(Raw records)
* * * * *
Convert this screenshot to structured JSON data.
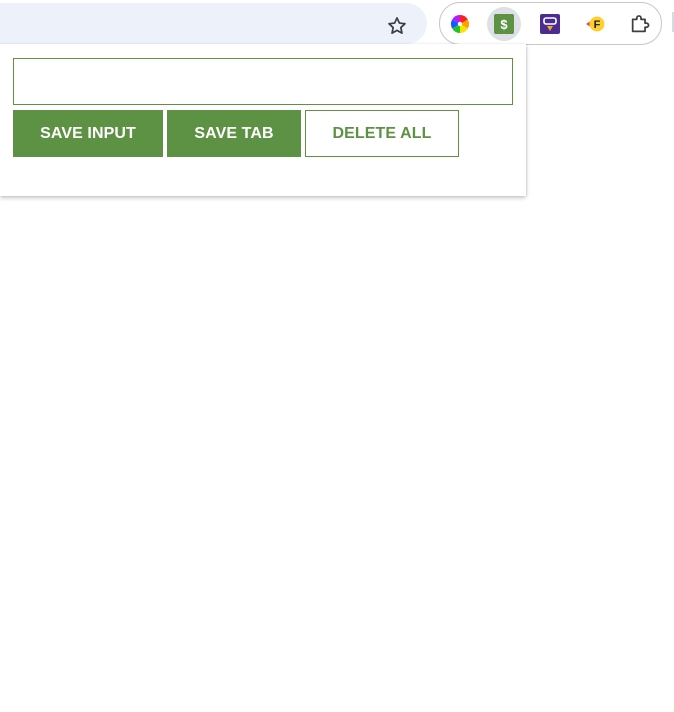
{
  "toolbar": {
    "bookmark_icon": "star-outline-icon",
    "extensions": [
      {
        "name": "color-wheel-extension",
        "icon": "color-wheel-icon"
      },
      {
        "name": "dollar-extension",
        "icon": "dollar-icon",
        "active": true,
        "glyph": "$"
      },
      {
        "name": "purple-extension",
        "icon": "purple-badge-icon"
      },
      {
        "name": "f-extension",
        "icon": "f-badge-icon",
        "glyph": "F"
      },
      {
        "name": "extensions-menu",
        "icon": "puzzle-piece-icon"
      }
    ]
  },
  "popup": {
    "input": {
      "value": "",
      "placeholder": ""
    },
    "buttons": {
      "save_input": "SAVE INPUT",
      "save_tab": "SAVE TAB",
      "delete_all": "DELETE ALL"
    }
  },
  "colors": {
    "accent": "#5d9144",
    "omnibox": "#edf2fa"
  }
}
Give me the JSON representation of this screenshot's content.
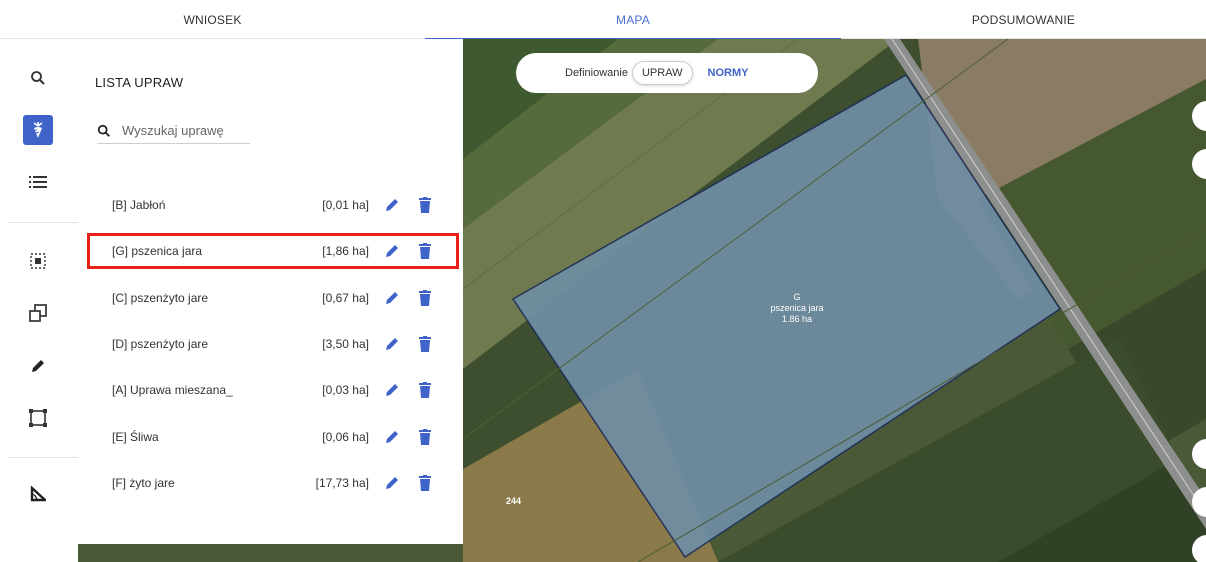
{
  "tabs": [
    {
      "label": "WNIOSEK"
    },
    {
      "label": "MAPA"
    },
    {
      "label": "PODSUMOWANIE"
    }
  ],
  "toolbar": {
    "items": [
      "search-icon",
      "crop-icon",
      "list-icon",
      "select-area-icon",
      "copy-shape-icon",
      "pencil-icon",
      "frame-icon",
      "measure-angle-icon"
    ]
  },
  "toggle": {
    "label": "Definiowanie",
    "option_selected": "UPRAW",
    "option_other": "NORMY"
  },
  "panel": {
    "title": "LISTA UPRAW",
    "search_placeholder": "Wyszukaj uprawę",
    "items": [
      {
        "name": "[B] Jabłoń",
        "area": "[0,01 ha]"
      },
      {
        "name": "[G] pszenica jara",
        "area": "[1,86 ha]"
      },
      {
        "name": "[C] pszenżyto jare",
        "area": "[0,67 ha]"
      },
      {
        "name": "[D] pszenżyto jare",
        "area": "[3,50 ha]"
      },
      {
        "name": "[A] Uprawa mieszana_",
        "area": "[0,03 ha]"
      },
      {
        "name": "[E] Śliwa",
        "area": "[0,06 ha]"
      },
      {
        "name": "[F] żyto jare",
        "area": "[17,73 ha]"
      }
    ]
  },
  "map": {
    "parcel_code": "G",
    "parcel_crop": "pszenica jara",
    "parcel_area": "1.86 ha",
    "number_label": "244"
  },
  "colors": {
    "accent": "#3f63c8",
    "highlight": "#e8201a"
  }
}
* * * * *
Instruction — Find each line holding the string "pszenżyto" and copy it out.

Result of this exercise —
        "name": "[C] pszenżyto jare",
        "name": "[D] pszenżyto jare",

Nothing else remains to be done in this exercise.